*SELECTED EXTRACT:*
- Opening Delimiter -

At a Sunset Boulevard mansion, the body of Joe Gillis floats in the swimming pool. In a flashback, Joe relates the events leading to his death.
Six months earlier, down-on-his-luck screenwriter Joe tries selling Paramount Pictures producer Sheldrake on a story he submitted. Script reader Betty Schaefer harshly critiques it, unaware that Joe is listening. Later, while fleeing from repossession men seeking his car, Joe turns into the driveway of a seemingly deserted mansion.
After concealing the car, he hears a woman calling him, apparently mistaking him for someone else. Ushered in by Max, the butler, Joe recognizes the woman as long-forgotten silent film star Norma Desmond. Learning he is a writer, she asks his opinion of a script she has written for a film about Salome. She plans to play the role herself in a comeback. Joe finds her script abysmal but flatters her into hiring him as a script doctor.
Moved into Norma's mansion at her insistence, Joe resents but gradually accepts his dependent situation. He sees that Norma refuses to face the fact that her fame has evaporated and learns the fan letters she still receives are secretly written by Max, who tells him Norma is subject to depression and has made suicide attempts.
Norma lavishes attention on Joe and buys him expensive clothes. At her New Year's Eve party, he discovers he is the only guest and realizes she has fallen in love with him. He tries to let her down gently, but she slaps him and retreats to her room. Joe visits his friend Artie Green to ask about staying at his place.

- Closing Delimiter -

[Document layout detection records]
- Opening Delimiter -

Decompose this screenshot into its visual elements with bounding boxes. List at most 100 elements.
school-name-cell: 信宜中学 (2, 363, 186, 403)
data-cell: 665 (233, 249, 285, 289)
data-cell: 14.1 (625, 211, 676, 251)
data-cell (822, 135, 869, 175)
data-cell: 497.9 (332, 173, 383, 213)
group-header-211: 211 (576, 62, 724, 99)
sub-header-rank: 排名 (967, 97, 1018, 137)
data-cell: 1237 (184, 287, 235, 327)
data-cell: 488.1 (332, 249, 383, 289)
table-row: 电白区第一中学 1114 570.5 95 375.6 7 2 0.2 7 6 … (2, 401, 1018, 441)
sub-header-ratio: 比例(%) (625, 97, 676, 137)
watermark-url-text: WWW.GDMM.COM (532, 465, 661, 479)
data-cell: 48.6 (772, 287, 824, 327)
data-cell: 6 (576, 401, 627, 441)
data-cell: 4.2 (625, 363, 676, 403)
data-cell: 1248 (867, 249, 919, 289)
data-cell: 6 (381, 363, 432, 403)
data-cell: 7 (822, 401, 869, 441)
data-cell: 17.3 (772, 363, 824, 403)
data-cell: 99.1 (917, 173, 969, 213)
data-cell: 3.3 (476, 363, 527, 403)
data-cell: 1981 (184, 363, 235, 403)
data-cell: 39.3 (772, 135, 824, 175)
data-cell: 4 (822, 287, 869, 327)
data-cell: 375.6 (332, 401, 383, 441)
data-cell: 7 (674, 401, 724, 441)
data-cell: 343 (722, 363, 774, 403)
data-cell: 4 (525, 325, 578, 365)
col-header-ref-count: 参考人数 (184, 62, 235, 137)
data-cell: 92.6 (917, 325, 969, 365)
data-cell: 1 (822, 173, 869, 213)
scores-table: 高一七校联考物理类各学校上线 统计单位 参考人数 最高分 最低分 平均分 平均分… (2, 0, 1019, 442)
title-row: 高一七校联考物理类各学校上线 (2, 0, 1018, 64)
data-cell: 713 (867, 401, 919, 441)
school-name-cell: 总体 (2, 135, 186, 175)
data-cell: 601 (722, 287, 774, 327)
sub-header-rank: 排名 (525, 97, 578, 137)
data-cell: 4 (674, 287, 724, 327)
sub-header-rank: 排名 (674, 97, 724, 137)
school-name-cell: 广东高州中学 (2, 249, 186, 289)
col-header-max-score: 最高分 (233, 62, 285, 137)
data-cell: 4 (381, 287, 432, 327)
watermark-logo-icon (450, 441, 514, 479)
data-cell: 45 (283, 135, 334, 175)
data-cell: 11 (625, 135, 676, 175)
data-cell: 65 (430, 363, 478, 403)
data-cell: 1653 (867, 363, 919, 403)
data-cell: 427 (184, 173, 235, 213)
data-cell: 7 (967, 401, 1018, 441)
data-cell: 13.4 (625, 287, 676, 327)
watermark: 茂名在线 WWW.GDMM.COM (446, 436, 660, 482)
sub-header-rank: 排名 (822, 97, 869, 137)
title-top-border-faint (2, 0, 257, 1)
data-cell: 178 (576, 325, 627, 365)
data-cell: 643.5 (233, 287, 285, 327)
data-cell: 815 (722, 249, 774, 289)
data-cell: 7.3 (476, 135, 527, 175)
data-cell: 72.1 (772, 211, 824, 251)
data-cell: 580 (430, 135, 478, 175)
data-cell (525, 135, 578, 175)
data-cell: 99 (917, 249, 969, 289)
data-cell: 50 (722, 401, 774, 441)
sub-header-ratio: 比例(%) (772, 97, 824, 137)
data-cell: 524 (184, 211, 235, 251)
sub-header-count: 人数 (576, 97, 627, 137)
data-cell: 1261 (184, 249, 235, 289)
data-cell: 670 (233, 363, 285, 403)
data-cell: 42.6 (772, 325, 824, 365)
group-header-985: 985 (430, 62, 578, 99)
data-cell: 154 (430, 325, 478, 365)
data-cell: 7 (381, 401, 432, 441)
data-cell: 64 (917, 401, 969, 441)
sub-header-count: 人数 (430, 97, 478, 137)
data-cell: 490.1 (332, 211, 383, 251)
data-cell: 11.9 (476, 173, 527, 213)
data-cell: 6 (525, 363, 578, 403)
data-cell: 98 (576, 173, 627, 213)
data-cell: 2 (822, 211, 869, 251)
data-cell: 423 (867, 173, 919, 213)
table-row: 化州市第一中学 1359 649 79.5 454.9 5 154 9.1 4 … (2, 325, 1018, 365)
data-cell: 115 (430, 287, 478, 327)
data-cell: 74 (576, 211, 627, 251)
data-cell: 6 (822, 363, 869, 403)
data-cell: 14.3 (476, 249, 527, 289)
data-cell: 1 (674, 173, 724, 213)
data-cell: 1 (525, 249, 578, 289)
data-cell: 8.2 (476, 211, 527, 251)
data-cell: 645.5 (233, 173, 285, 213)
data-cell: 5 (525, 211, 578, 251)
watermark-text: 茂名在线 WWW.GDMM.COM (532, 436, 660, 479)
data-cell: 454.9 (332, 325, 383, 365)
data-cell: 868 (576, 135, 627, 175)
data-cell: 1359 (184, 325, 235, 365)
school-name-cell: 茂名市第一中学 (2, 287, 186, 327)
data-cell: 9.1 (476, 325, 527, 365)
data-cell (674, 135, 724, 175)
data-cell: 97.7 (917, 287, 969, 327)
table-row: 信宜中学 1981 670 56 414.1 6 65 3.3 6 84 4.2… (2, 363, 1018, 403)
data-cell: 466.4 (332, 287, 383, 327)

- Closing Delimiter -

*ASSIGNED TASK 1:* In the film plot summary, who secretly writes the fan letters that Norma Desmond still receives?
*ASSIGNED TASK 2:* Continue the film plot summary from the point at which it ends.

*RESPONSE BOX 1:* Max, the butler, secretly writes them.

*RESPONSE BOX 2:*
At Artie's party he again meets Betty, whom he learns is Artie's girl. Betty thinks a scene in one of Joe's scripts has potential, but Joe is uninterested. When Joe phones Max to have him pack his things, Max tells him Norma cut her wrists with his razor. Joe returns to Norma.
Norma has Max deliver the edited Salome script to her former director Cecil B. DeMille at Paramount. She starts getting calls from Paramount executive Gordon Cole but petulantly refuses to speak to anyone except DeMille. Eventually, she has Max drive her and Joe to Paramount in her 1929 Isotta Fraschini.
The older studio employees recognize her and warmly greet her. DeMille receives her affectionately and treats her with great respect, tactfully evading her questions about Salome. Meanwhile, Max learns that Cole merely wants to rent her unusual car for a film.
Preparing for her imagined comeback, Norma undergoes rigorous beauty treatments. Joe secretly works nights at Betty's Paramount office, collaborating on an original screenplay. His moonlighting is found out by Max, who reveals that he was a respected film director, discovered Norma as a teenage girl, made her a star and was her first husband. After she divorced him, he found life without her unbearable and abandoned his career to become her servant.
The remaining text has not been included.